* begin INPUT *
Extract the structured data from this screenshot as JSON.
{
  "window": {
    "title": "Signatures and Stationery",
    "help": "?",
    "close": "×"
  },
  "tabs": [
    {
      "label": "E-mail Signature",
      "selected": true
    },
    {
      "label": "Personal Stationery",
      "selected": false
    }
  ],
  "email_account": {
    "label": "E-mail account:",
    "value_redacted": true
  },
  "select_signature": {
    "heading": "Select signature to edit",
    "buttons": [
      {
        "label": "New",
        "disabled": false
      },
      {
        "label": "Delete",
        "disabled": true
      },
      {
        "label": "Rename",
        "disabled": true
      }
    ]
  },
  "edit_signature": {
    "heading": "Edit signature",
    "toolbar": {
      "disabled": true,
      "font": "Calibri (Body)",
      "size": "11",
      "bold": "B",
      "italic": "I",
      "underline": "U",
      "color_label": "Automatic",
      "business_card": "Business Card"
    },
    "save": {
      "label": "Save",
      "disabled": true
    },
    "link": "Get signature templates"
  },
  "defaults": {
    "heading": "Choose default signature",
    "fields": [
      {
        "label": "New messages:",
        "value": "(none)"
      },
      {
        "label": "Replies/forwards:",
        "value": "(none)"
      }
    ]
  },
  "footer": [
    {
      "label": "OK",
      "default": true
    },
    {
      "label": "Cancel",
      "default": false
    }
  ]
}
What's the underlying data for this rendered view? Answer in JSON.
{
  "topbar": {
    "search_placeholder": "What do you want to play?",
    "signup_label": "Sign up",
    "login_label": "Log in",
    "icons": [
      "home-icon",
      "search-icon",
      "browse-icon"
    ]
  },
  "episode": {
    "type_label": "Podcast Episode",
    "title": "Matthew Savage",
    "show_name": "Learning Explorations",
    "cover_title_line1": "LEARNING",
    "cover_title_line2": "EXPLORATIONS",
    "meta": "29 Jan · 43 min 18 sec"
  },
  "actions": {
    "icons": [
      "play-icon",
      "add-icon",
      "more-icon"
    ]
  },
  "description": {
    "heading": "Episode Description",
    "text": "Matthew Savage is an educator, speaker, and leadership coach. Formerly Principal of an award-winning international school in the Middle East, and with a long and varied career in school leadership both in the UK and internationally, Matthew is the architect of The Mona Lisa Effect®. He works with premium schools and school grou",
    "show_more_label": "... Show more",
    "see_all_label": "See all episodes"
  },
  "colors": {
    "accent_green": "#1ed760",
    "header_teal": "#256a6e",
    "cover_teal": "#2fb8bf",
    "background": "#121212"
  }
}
* end INPUT *
Return, unchanged, each line from the line containing "What's the underlying" through the last line of the material.

What's the underlying data for this rendered view? Answer in JSON.
{
  "topbar": {
    "search_placeholder": "What do you want to play?",
    "signup_label": "Sign up",
    "login_label": "Log in",
    "icons": [
      "home-icon",
      "search-icon",
      "browse-icon"
    ]
  },
  "episode": {
    "type_label": "Podcast Episode",
    "title": "Matthew Savage",
    "show_name": "Learning Explorations",
    "cover_title_line1": "LEARNING",
    "cover_title_line2": "EXPLORATIONS",
    "meta": "29 Jan · 43 min 18 sec"
  },
  "actions": {
    "icons": [
      "play-icon",
      "add-icon",
      "more-icon"
    ]
  },
  "description": {
    "heading": "Episode Description",
    "text": "Matthew Savage is an educator, speaker, and leadership coach. Formerly Principal of an award-winning international school in the Middle East, and with a long and varied career in school leadership both in the UK and internationally, Matthew is the architect of The Mona Lisa Effect®. He works with premium schools and school grou",
    "show_more_label": "... Show more",
    "see_all_label": "See all episodes"
  },
  "colors": {
    "accent_green": "#1ed760",
    "header_teal": "#256a6e",
    "cover_teal": "#2fb8bf",
    "background": "#121212"
  }
}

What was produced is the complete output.